Records provided:
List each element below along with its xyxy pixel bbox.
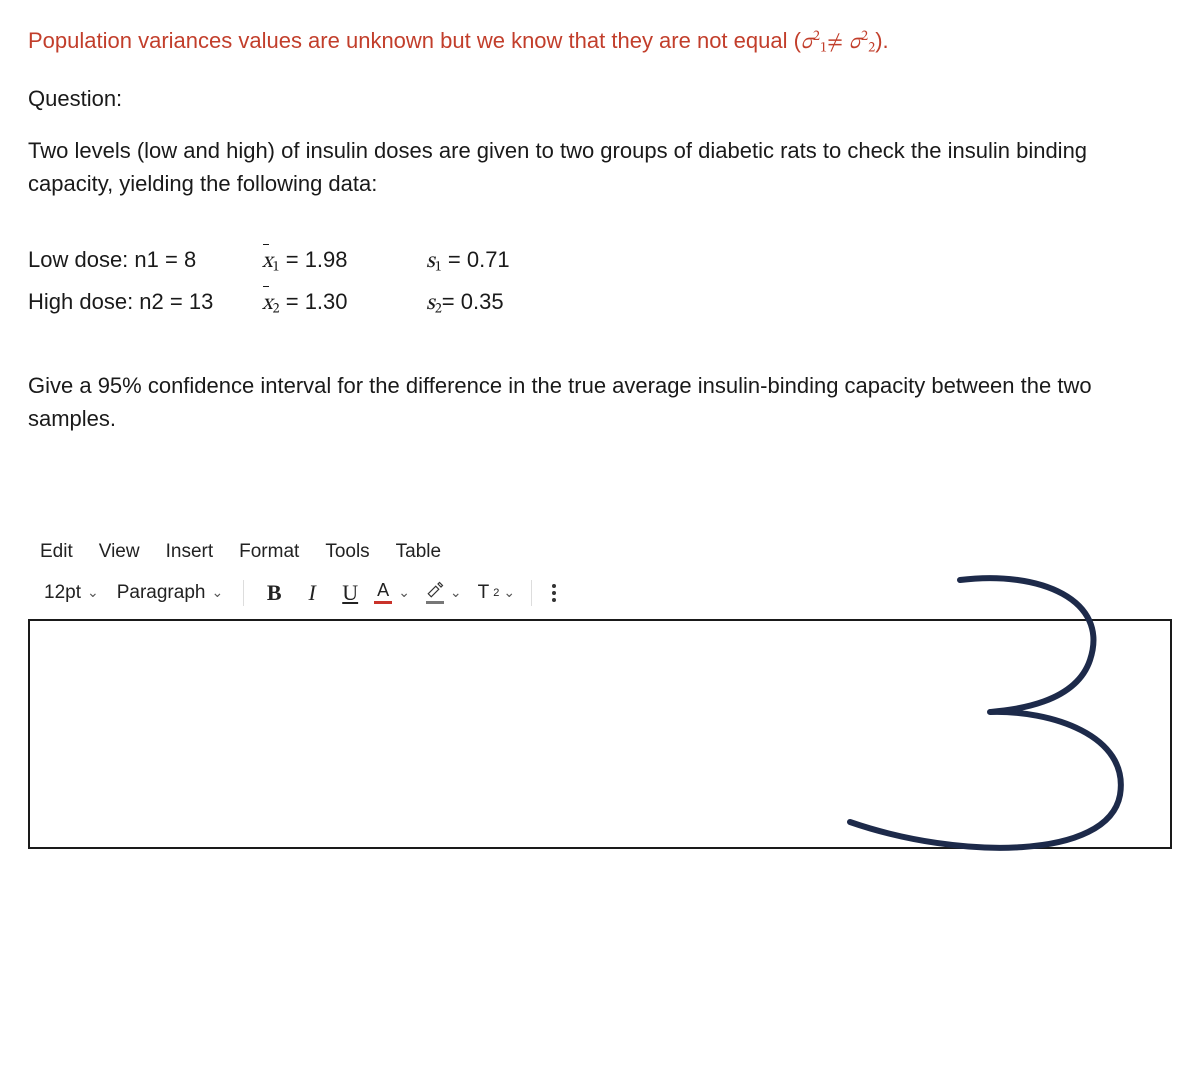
chevron-down-icon: ⌄ xyxy=(87,584,99,601)
highlight-swatch xyxy=(426,601,444,604)
question-label: Question: xyxy=(28,86,1172,112)
high-n: High dose: n2 = 13 xyxy=(28,282,228,325)
high-dose-row: High dose: n2 = 13 x2 = 1.30 s2= 0.35 xyxy=(28,282,1172,325)
menu-format[interactable]: Format xyxy=(239,541,299,563)
highlighter-icon xyxy=(426,581,444,599)
menu-edit[interactable]: Edit xyxy=(40,541,73,563)
low-s: s1 = 0.71 xyxy=(426,240,546,283)
menu-insert[interactable]: Insert xyxy=(166,541,214,563)
fontsize-select[interactable]: 12pt ⌄ xyxy=(36,578,107,608)
variance-pretext: Population variances values are unknown … xyxy=(28,28,801,53)
high-xbar: x2 = 1.30 xyxy=(262,282,392,325)
highlight-button[interactable] xyxy=(422,581,448,604)
toolbar-divider xyxy=(531,580,532,606)
chevron-down-icon[interactable]: ⌄ xyxy=(398,584,410,601)
low-n: Low dose: n1 = 8 xyxy=(28,240,228,283)
chevron-down-icon[interactable]: ⌄ xyxy=(450,584,462,601)
toolbar-divider xyxy=(243,580,244,606)
superscript-button[interactable]: T2 ⌄ xyxy=(474,582,519,604)
variance-statement: Population variances values are unknown … xyxy=(28,28,1172,58)
variance-posttext: ). xyxy=(875,28,888,53)
menu-table[interactable]: Table xyxy=(396,541,441,563)
sigma2: σ22 xyxy=(849,32,875,54)
bold-button[interactable]: B xyxy=(256,577,292,609)
not-equal: ≠ xyxy=(827,32,843,54)
chevron-down-icon: ⌄ xyxy=(503,584,515,601)
blockstyle-select[interactable]: Paragraph ⌄ xyxy=(109,578,231,608)
low-dose-row: Low dose: n1 = 8 x1 = 1.98 s1 = 0.71 xyxy=(28,240,1172,283)
question-text: Two levels (low and high) of insulin dos… xyxy=(28,134,1172,200)
data-block: Low dose: n1 = 8 x1 = 1.98 s1 = 0.71 Hig… xyxy=(28,240,1172,325)
menu-tools[interactable]: Tools xyxy=(325,541,369,563)
high-s: s2= 0.35 xyxy=(426,282,546,325)
chevron-down-icon: ⌄ xyxy=(211,584,223,601)
superscript-t: T xyxy=(478,582,490,604)
fontcolor-swatch xyxy=(374,601,392,604)
editor-textarea[interactable] xyxy=(28,619,1172,849)
blockstyle-label: Paragraph xyxy=(117,582,206,604)
fontsize-label: 12pt xyxy=(44,582,81,604)
more-button[interactable] xyxy=(544,584,564,602)
rich-text-editor: Edit View Insert Format Tools Table 12pt… xyxy=(28,535,1172,849)
fontcolor-button[interactable]: A xyxy=(370,581,396,604)
menu-view[interactable]: View xyxy=(99,541,140,563)
italic-button[interactable]: I xyxy=(294,577,330,609)
superscript-2: 2 xyxy=(493,587,499,599)
sigma1: σ21 xyxy=(801,32,827,54)
underline-button[interactable]: U xyxy=(332,577,368,609)
task-text: Give a 95% confidence interval for the d… xyxy=(28,369,1172,435)
low-xbar: x1 = 1.98 xyxy=(262,240,392,283)
editor-menubar: Edit View Insert Format Tools Table xyxy=(28,535,1172,573)
editor-toolbar: 12pt ⌄ Paragraph ⌄ B I U A ⌄ ⌄ T2 ⌄ xyxy=(28,573,1172,619)
fontcolor-letter: A xyxy=(377,581,389,599)
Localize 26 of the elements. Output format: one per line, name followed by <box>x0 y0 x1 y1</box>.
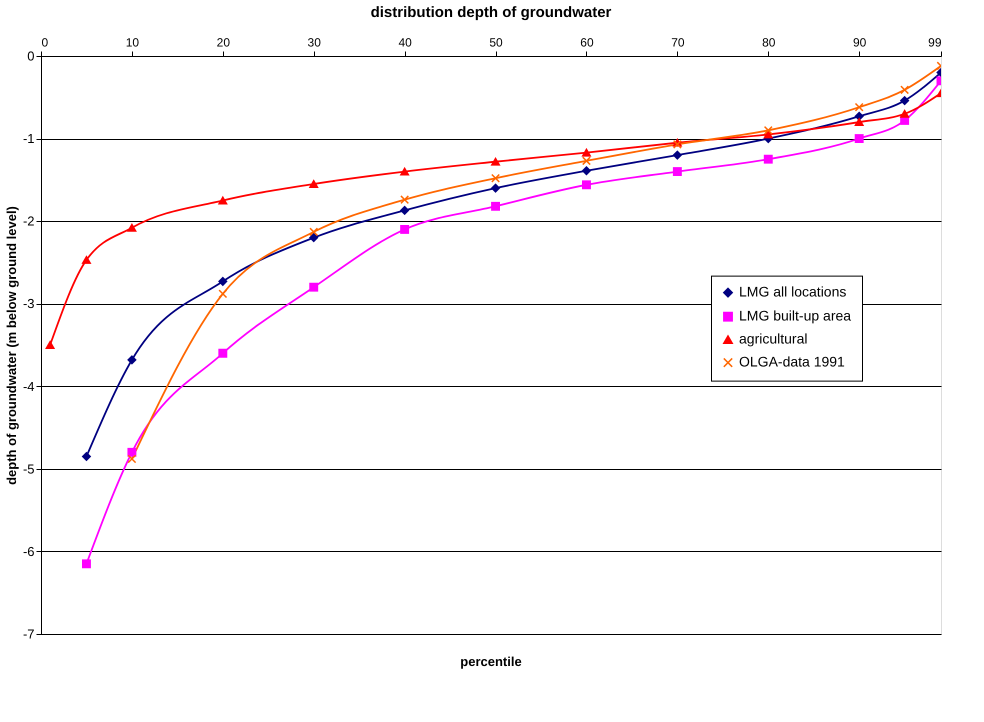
chart-title: distribution depth of groundwater <box>370 4 612 21</box>
x-tick-label: 90 <box>853 36 867 50</box>
x-tick-label: 50 <box>489 36 504 50</box>
x-tick-label: 0 <box>42 36 48 50</box>
y-tick-label: 0 <box>27 48 34 64</box>
x-tick-label: 20 <box>216 36 230 50</box>
y-tick-label: -7 <box>22 626 34 642</box>
x-tick-label: 70 <box>671 36 685 50</box>
y-axis-title: depth of groundwater (m below ground level) <box>4 206 19 485</box>
legend-label: agricultural <box>739 330 808 347</box>
x-tick-label: 99 <box>928 36 942 50</box>
y-tick-label: -4 <box>22 378 34 394</box>
legend-label: OLGA-data 1991 <box>739 354 846 370</box>
y-tick-label: -5 <box>22 461 34 476</box>
y-tick-label: -3 <box>22 296 34 312</box>
legend-label: LMG built-up area <box>739 308 852 324</box>
x-tick-label: 30 <box>308 36 322 50</box>
x-axis-title: percentile <box>460 654 522 669</box>
x-tick-label: 40 <box>398 36 412 50</box>
x-tick-label: 10 <box>126 36 140 50</box>
legend-label: LMG all locations <box>739 284 846 300</box>
y-tick-label: -2 <box>22 214 34 229</box>
x-tick-label: 60 <box>580 36 594 50</box>
y-tick-label: -1 <box>22 131 34 146</box>
y-tick-label: -6 <box>22 544 34 559</box>
x-tick-label: 80 <box>762 36 776 50</box>
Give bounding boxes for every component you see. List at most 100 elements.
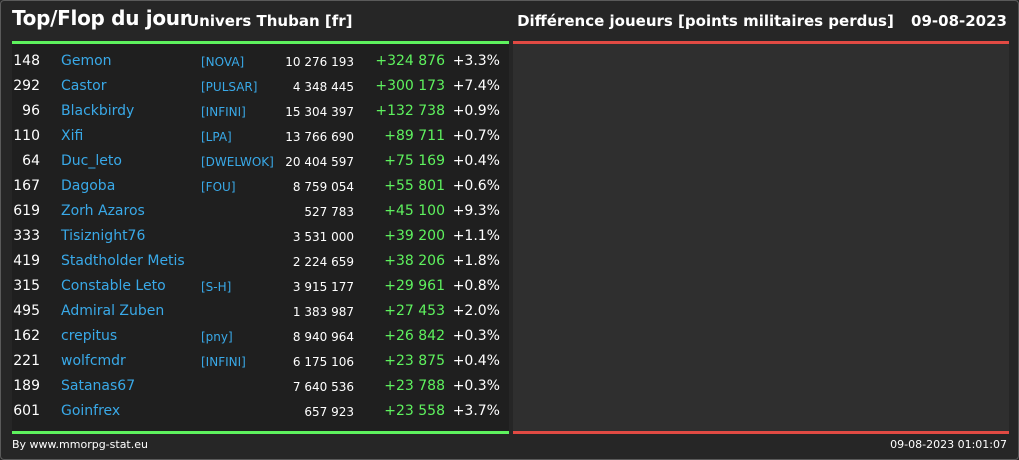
- table-row: 315 Constable Leto [S-H] 3 915 177 +29 961 +0…: [12, 273, 509, 298]
- player-name-link[interactable]: Stadtholder Metis: [61, 253, 185, 269]
- percent-cell: +0.4%: [452, 353, 500, 369]
- alliance-tag[interactable]: [DWELWOK]: [201, 155, 274, 169]
- player-name-link[interactable]: Duc_leto: [61, 153, 122, 169]
- points-cell: 8 759 054: [292, 180, 354, 194]
- rank-cell: 419: [13, 253, 40, 269]
- percent-cell: +3.3%: [452, 53, 500, 69]
- player-name-link[interactable]: crepitus: [61, 328, 118, 344]
- percent-cell: +2.0%: [452, 303, 500, 319]
- points-cell: 6 175 106: [292, 355, 354, 369]
- diff-cell: +89 711: [384, 128, 445, 144]
- alliance-tag[interactable]: [pny]: [201, 330, 233, 344]
- player-name-link[interactable]: Satanas67: [61, 378, 136, 394]
- table-row: 189 Satanas67 7 640 536 +23 788 +0.3%: [12, 373, 509, 398]
- player-name-link[interactable]: Xifi: [61, 128, 84, 144]
- points-cell: 657 923: [304, 405, 354, 419]
- diff-cell: +29 961: [384, 278, 445, 294]
- diff-cell: +38 206: [384, 253, 445, 269]
- player-name-link[interactable]: Zorh Azaros: [61, 203, 145, 219]
- diff-cell: +132 738: [375, 103, 445, 119]
- table-row: 110 Xifi [LPA] 13 766 690 +89 711 +0.7%: [12, 123, 509, 148]
- player-name-link[interactable]: wolfcmdr: [61, 353, 126, 369]
- points-cell: 8 940 964: [292, 330, 354, 344]
- percent-cell: +1.8%: [452, 253, 500, 269]
- source-link[interactable]: By www.mmorpg-stat.eu: [12, 438, 148, 451]
- rank-cell: 292: [13, 78, 40, 94]
- rank-cell: 189: [13, 378, 40, 394]
- universe-label: Univers Thuban [fr]: [187, 12, 353, 30]
- alliance-tag[interactable]: [INFINI]: [201, 105, 246, 119]
- diff-cell: +75 169: [384, 153, 445, 169]
- table-row: 64 Duc_leto [DWELWOK] 20 404 597 +75 169 +0.4…: [12, 148, 509, 173]
- diff-cell: +26 842: [384, 328, 445, 344]
- percent-cell: +7.4%: [452, 78, 500, 94]
- alliance-tag[interactable]: [PULSAR]: [201, 80, 258, 94]
- rank-cell: 495: [13, 303, 40, 319]
- top-gainers-list: 148 Gemon [NOVA] 10 276 193 +324 876 +3.3% 292…: [12, 44, 509, 431]
- player-name-link[interactable]: Blackbirdy: [61, 103, 135, 119]
- alliance-tag[interactable]: [S-H]: [201, 280, 232, 294]
- diff-cell: +39 200: [384, 228, 445, 244]
- player-name-link[interactable]: Goinfrex: [61, 403, 121, 419]
- table-row: 162 crepitus [pny] 8 940 964 +26 842 +0.3%: [12, 323, 509, 348]
- alliance-tag[interactable]: [LPA]: [201, 130, 232, 144]
- rank-cell: 333: [13, 228, 40, 244]
- percent-cell: +0.8%: [452, 278, 500, 294]
- rank-cell: 96: [22, 103, 40, 119]
- alliance-tag[interactable]: [FOU]: [201, 180, 236, 194]
- rank-cell: 162: [13, 328, 40, 344]
- player-name-link[interactable]: Castor: [61, 78, 107, 94]
- rank-cell: 64: [22, 153, 40, 169]
- diff-cell: +23 558: [384, 403, 445, 419]
- table-row: 167 Dagoba [FOU] 8 759 054 +55 801 +0.6%: [12, 173, 509, 198]
- alliance-tag[interactable]: [NOVA]: [201, 55, 245, 69]
- top-gain-divider: [12, 41, 509, 44]
- percent-cell: +3.7%: [452, 403, 500, 419]
- percent-cell: +0.3%: [452, 378, 500, 394]
- table-row: 148 Gemon [NOVA] 10 276 193 +324 876 +3.3%: [12, 48, 509, 73]
- percent-cell: +0.7%: [452, 128, 500, 144]
- percent-cell: +1.1%: [452, 228, 500, 244]
- table-row: 619 Zorh Azaros 527 783 +45 100 +9.3%: [12, 198, 509, 223]
- alliance-tag[interactable]: [INFINI]: [201, 355, 246, 369]
- points-cell: 4 348 445: [292, 80, 354, 94]
- player-name-link[interactable]: Gemon: [61, 53, 112, 69]
- player-name-link[interactable]: Dagoba: [61, 178, 116, 194]
- diff-cell: +23 788: [384, 378, 445, 394]
- table-row: 333 Tisiznight76 3 531 000 +39 200 +1.1%: [12, 223, 509, 248]
- diff-cell: +300 173: [375, 78, 445, 94]
- percent-cell: +0.3%: [452, 328, 500, 344]
- points-cell: 3 915 177: [292, 280, 354, 294]
- points-cell: 15 304 397: [285, 105, 354, 119]
- ranking-subtitle: Différence joueurs [points militaires pe…: [517, 12, 894, 30]
- table-row: 419 Stadtholder Metis 2 224 659 +38 206 +1.8…: [12, 248, 509, 273]
- table-row: 221 wolfcmdr [INFINI] 6 175 106 +23 875 +0.4%: [12, 348, 509, 373]
- rank-cell: 619: [13, 203, 40, 219]
- top-losers-list: [513, 44, 1009, 431]
- points-cell: 527 783: [304, 205, 354, 219]
- points-cell: 13 766 690: [285, 130, 354, 144]
- player-name-link[interactable]: Constable Leto: [61, 278, 166, 294]
- player-name-link[interactable]: Tisiznight76: [61, 228, 146, 244]
- table-row: 601 Goinfrex 657 923 +23 558 +3.7%: [12, 398, 509, 423]
- rank-cell: 221: [13, 353, 40, 369]
- bottom-loss-divider: [513, 431, 1009, 434]
- points-cell: 3 531 000: [292, 230, 354, 244]
- points-cell: 7 640 536: [292, 380, 354, 394]
- rank-cell: 315: [13, 278, 40, 294]
- points-cell: 1 383 987: [292, 305, 354, 319]
- rank-cell: 601: [13, 403, 40, 419]
- bottom-gain-divider: [12, 431, 509, 434]
- top-loss-divider: [513, 41, 1009, 44]
- diff-cell: +324 876: [375, 53, 445, 69]
- diff-cell: +55 801: [384, 178, 445, 194]
- rank-cell: 167: [13, 178, 40, 194]
- player-name-link[interactable]: Admiral Zuben: [61, 303, 165, 319]
- percent-cell: +0.9%: [452, 103, 500, 119]
- timestamp: 09-08-2023 01:01:07: [890, 438, 1007, 451]
- rank-cell: 110: [13, 128, 40, 144]
- table-row: 495 Admiral Zuben 1 383 987 +27 453 +2.0%: [12, 298, 509, 323]
- header-right: Différence joueurs [points militaires pe…: [505, 12, 1007, 30]
- table-row: 96 Blackbirdy [INFINI] 15 304 397 +132 738 +0…: [12, 98, 509, 123]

Work required:
Lay out everything in the listing from the line containing "chart-title: distribution depth" down to the line containing "Give bounding boxes", both included, as a Markdown table with the columns Row and Listing line. Number the rows in order, and leave out any blank lines.

Finished answer:
| Row | Listing line |
|---|---|
| 1 | chart-title: distribution depth of groundwater <box>370 4 612 21</box> |
| 2 | x-tick-label: 90 <box>853 36 867 50</box> |
| 3 | x-tick-label: 50 <box>489 36 504 50</box> |
| 4 | x-tick-label: 0 <box>42 36 48 50</box> |
| 5 | y-tick-label: 0 <box>27 48 34 64</box> |
| 6 | x-tick-label: 20 <box>216 36 230 50</box> |
| 7 | y-tick-label: -7 <box>22 626 34 642</box> |
| 8 | x-tick-label: 70 <box>671 36 685 50</box> |
| 9 | y-axis-title: depth of groundwater (m below ground level) <box>4 206 19 485</box> |
| 10 | legend-label: agricultural <box>739 330 808 347</box> |
| 11 | x-tick-label: 99 <box>928 36 942 50</box> |
| 12 | y-tick-label: -4 <box>22 378 34 394</box> |
| 13 | legend-label: OLGA-data 1991 <box>739 354 846 370</box> |
| 14 | y-tick-label: -5 <box>22 461 34 476</box> |
| 15 | y-tick-label: -3 <box>22 296 34 312</box> |
| 16 | legend-label: LMG built-up area <box>739 308 852 324</box> |
| 17 | x-tick-label: 30 <box>308 36 322 50</box> |
| 18 | x-axis-title: percentile <box>460 654 522 669</box> |
| 19 | x-tick-label: 40 <box>398 36 412 50</box> |
| 20 | x-tick-label: 10 <box>126 36 140 50</box> |
| 21 | legend-label: LMG all locations <box>739 284 846 300</box> |
| 22 | y-tick-label: -2 <box>22 214 34 229</box> |
| 23 | x-tick-label: 60 <box>580 36 594 50</box> |
| 24 | y-tick-label: -1 <box>22 131 34 146</box> |
| 25 | y-tick-label: -6 <box>22 544 34 559</box> |
| 26 | x-tick-label: 80 <box>762 36 776 50</box> |
| 27 | Give bounding boxes for every component you see. List at most 100 elements. |